» **Required work**
Return the lines beginning at the one that contains "What does this" and running to the end of the records, exactly and with nothing else. Omit pictures.

[A run of records]

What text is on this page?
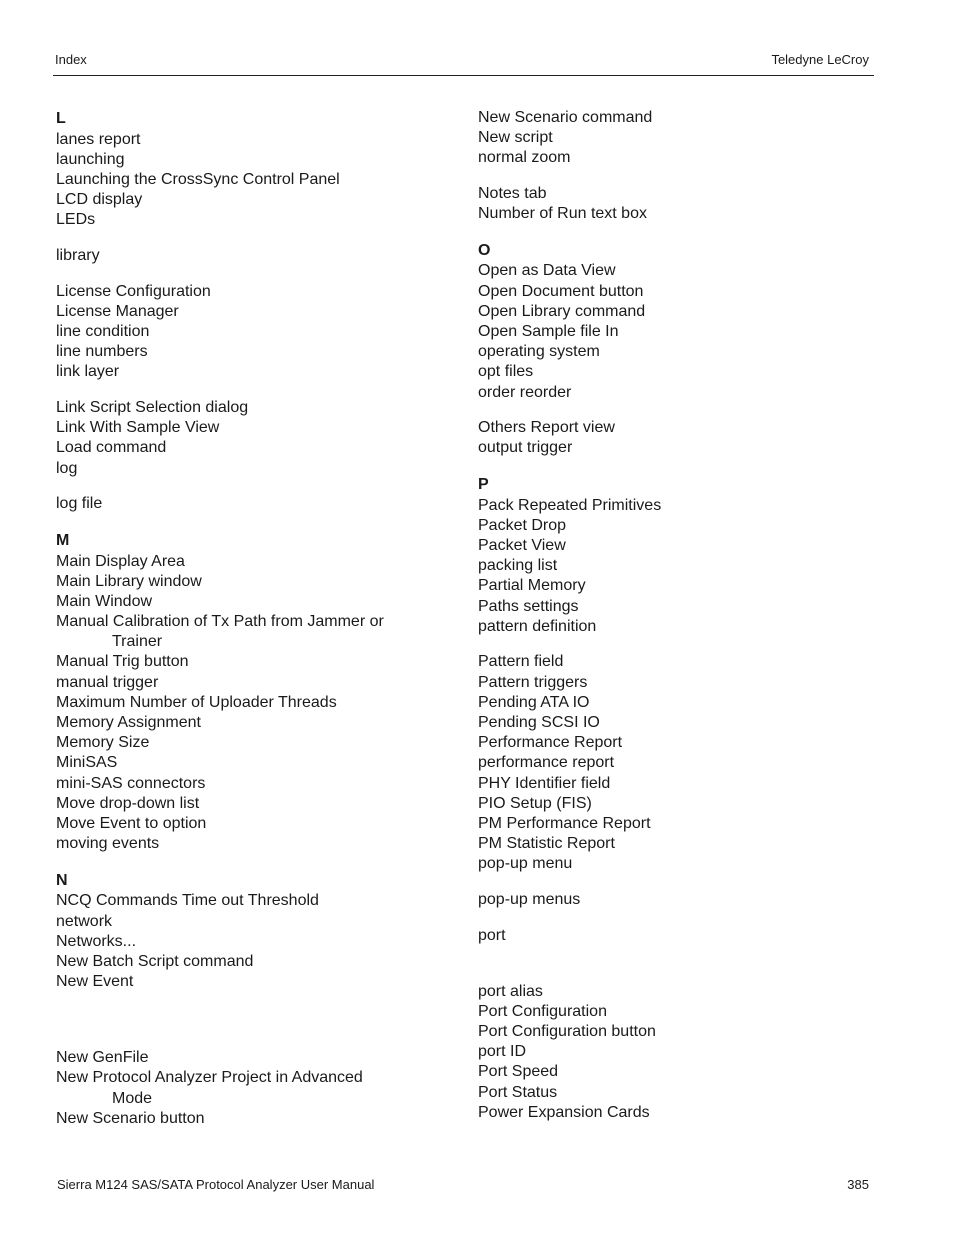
Index	Teledyne LeCroy
L
lanes report
launching
Launching the CrossSync Control Panel
LCD display
LEDs
library
License Configuration
License Manager
line condition
line numbers
link layer
Link Script Selection dialog
Link With Sample View
Load command
log
log file
M
Main Display Area
Main Library window
Main Window
Manual Calibration of Tx Path from Jammer or
Trainer
Manual Trig button
manual trigger
Maximum Number of Uploader Threads
Memory Assignment
Memory Size
MiniSAS
mini-SAS connectors
Move drop-down list
Move Event to option
moving events
N
NCQ Commands Time out Threshold
network
Networks...
New Batch Script command
New Event
New GenFile
New Protocol Analyzer Project in Advanced
Mode
New Scenario button
New Scenario command
New script
normal zoom
Notes tab
Number of Run text box
O
Open as Data View
Open Document button
Open Library command
Open Sample file In
operating system
opt files
order reorder
Others Report view
output trigger
P
Pack Repeated Primitives
Packet Drop
Packet View
packing list
Partial Memory
Paths settings
pattern definition
Pattern field
Pattern triggers
Pending ATA IO
Pending SCSI IO
Performance Report
performance report
PHY Identifier field
PIO Setup (FIS)
PM Performance Report
PM Statistic Report
pop-up menu
pop-up menus
port
port alias
Port Configuration
Port Configuration button
port ID
Port Speed
Port Status
Power Expansion Cards
Sierra M124 SAS/SATA Protocol Analyzer User Manual	385
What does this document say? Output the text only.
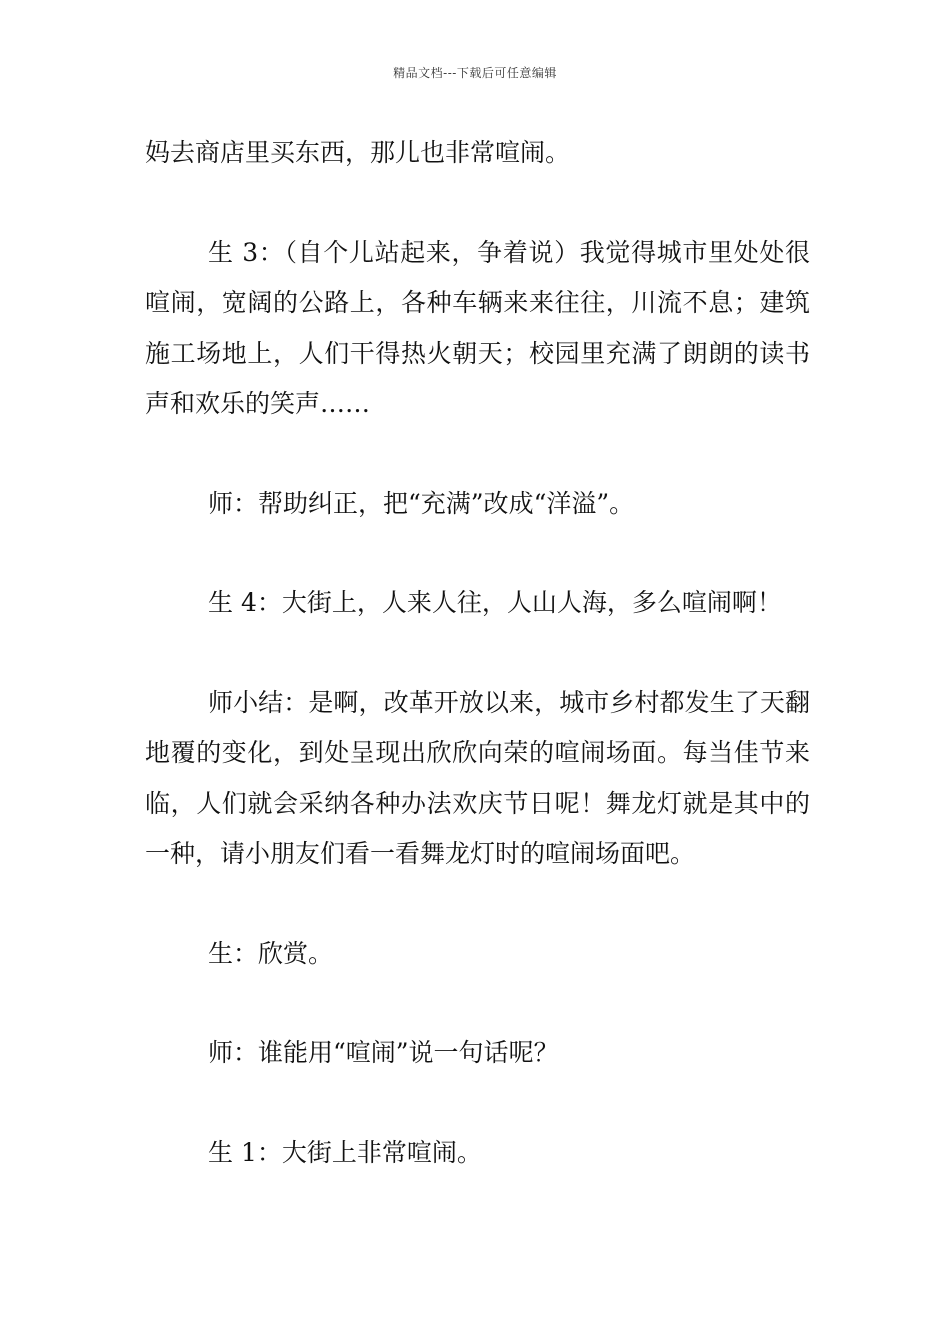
精品文档---下载后可任意编辑

妈去商店里买东西，那儿也非常喧闹。

生 3：（自个儿站起来，争着说）我觉得城市里处处很喧闹，宽阔的公路上，各种车辆来来往往，川流不息；建筑施工场地上，人们干得热火朝天；校园里充满了朗朗的读书声和欢乐的笑声……

师：帮助纠正，把“充满”改成“洋溢”。

生 4：大街上，人来人往，人山人海，多么喧闹啊！

师小结：是啊，改革开放以来，城市乡村都发生了天翻地覆的变化，到处呈现出欣欣向荣的喧闹场面。每当佳节来临，人们就会采纳各种办法欢庆节日呢！舞龙灯就是其中的一种，请小朋友们看一看舞龙灯时的喧闹场面吧。

生：欣赏。

师：谁能用“喧闹”说一句话呢？

生 1：大街上非常喧闹。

» **Response to this task**
What does this document say? Output the text only.
精品文档---下载后可任意编辑

妈去商店里买东西，那儿也非常喧闹。

生 3：（自个儿站起来，争着说）我觉得城市里处处很喧闹，宽阔的公路上，各种车辆来来往往，川流不息；建筑施工场地上，人们干得热火朝天；校园里充满了朗朗的读书声和欢乐的笑声……

师：帮助纠正，把“充满”改成“洋溢”。

生 4：大街上，人来人往，人山人海，多么喧闹啊！

师小结：是啊，改革开放以来，城市乡村都发生了天翻地覆的变化，到处呈现出欣欣向荣的喧闹场面。每当佳节来临，人们就会采纳各种办法欢庆节日呢！舞龙灯就是其中的一种，请小朋友们看一看舞龙灯时的喧闹场面吧。

生：欣赏。

师：谁能用“喧闹”说一句话呢？

生 1：大街上非常喧闹。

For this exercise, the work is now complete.